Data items
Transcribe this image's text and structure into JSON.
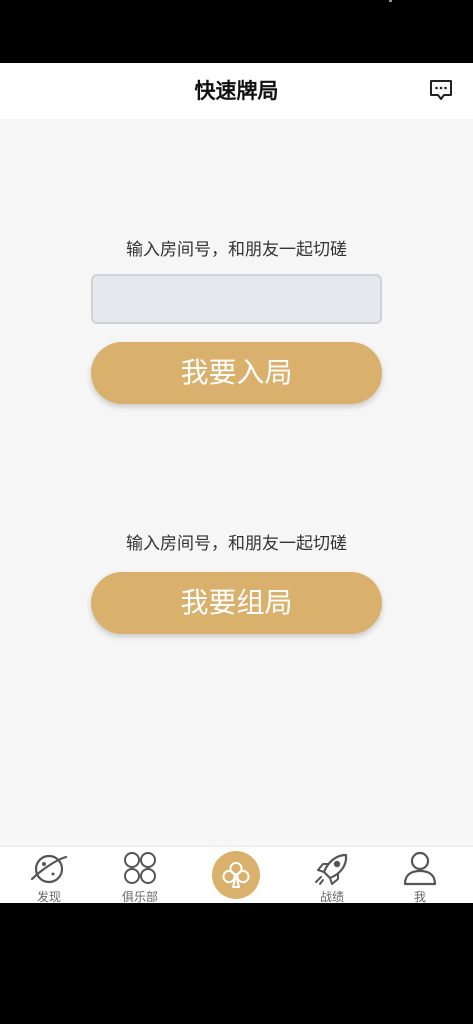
{
  "header": {
    "title": "快速牌局",
    "message_icon": "message-icon"
  },
  "join_section": {
    "hint": "输入房间号，和朋友一起切磋",
    "input_value": "",
    "input_placeholder": "",
    "button_label": "我要入局"
  },
  "create_section": {
    "hint": "输入房间号，和朋友一起切磋",
    "button_label": "我要组局"
  },
  "tab_bar": {
    "items": [
      {
        "label": "发现",
        "icon": "planet-icon"
      },
      {
        "label": "俱乐部",
        "icon": "four-circles-icon"
      },
      {
        "label": "",
        "icon": "club-suit-icon"
      },
      {
        "label": "战绩",
        "icon": "rocket-icon"
      },
      {
        "label": "我",
        "icon": "person-icon"
      }
    ]
  },
  "colors": {
    "accent": "#d9b06c",
    "page_background": "#f6f6f6",
    "input_background": "#e6e8ee"
  }
}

Your task
Write the records out once more, exactly as they appear, with no pictures.

Solution below
Transcribe this image's text and structure into JSON.
{
  "header": {
    "title": "快速牌局",
    "message_icon": "message-icon"
  },
  "join_section": {
    "hint": "输入房间号，和朋友一起切磋",
    "input_value": "",
    "input_placeholder": "",
    "button_label": "我要入局"
  },
  "create_section": {
    "hint": "输入房间号，和朋友一起切磋",
    "button_label": "我要组局"
  },
  "tab_bar": {
    "items": [
      {
        "label": "发现",
        "icon": "planet-icon"
      },
      {
        "label": "俱乐部",
        "icon": "four-circles-icon"
      },
      {
        "label": "",
        "icon": "club-suit-icon"
      },
      {
        "label": "战绩",
        "icon": "rocket-icon"
      },
      {
        "label": "我",
        "icon": "person-icon"
      }
    ]
  },
  "colors": {
    "accent": "#d9b06c",
    "page_background": "#f6f6f6",
    "input_background": "#e6e8ee"
  }
}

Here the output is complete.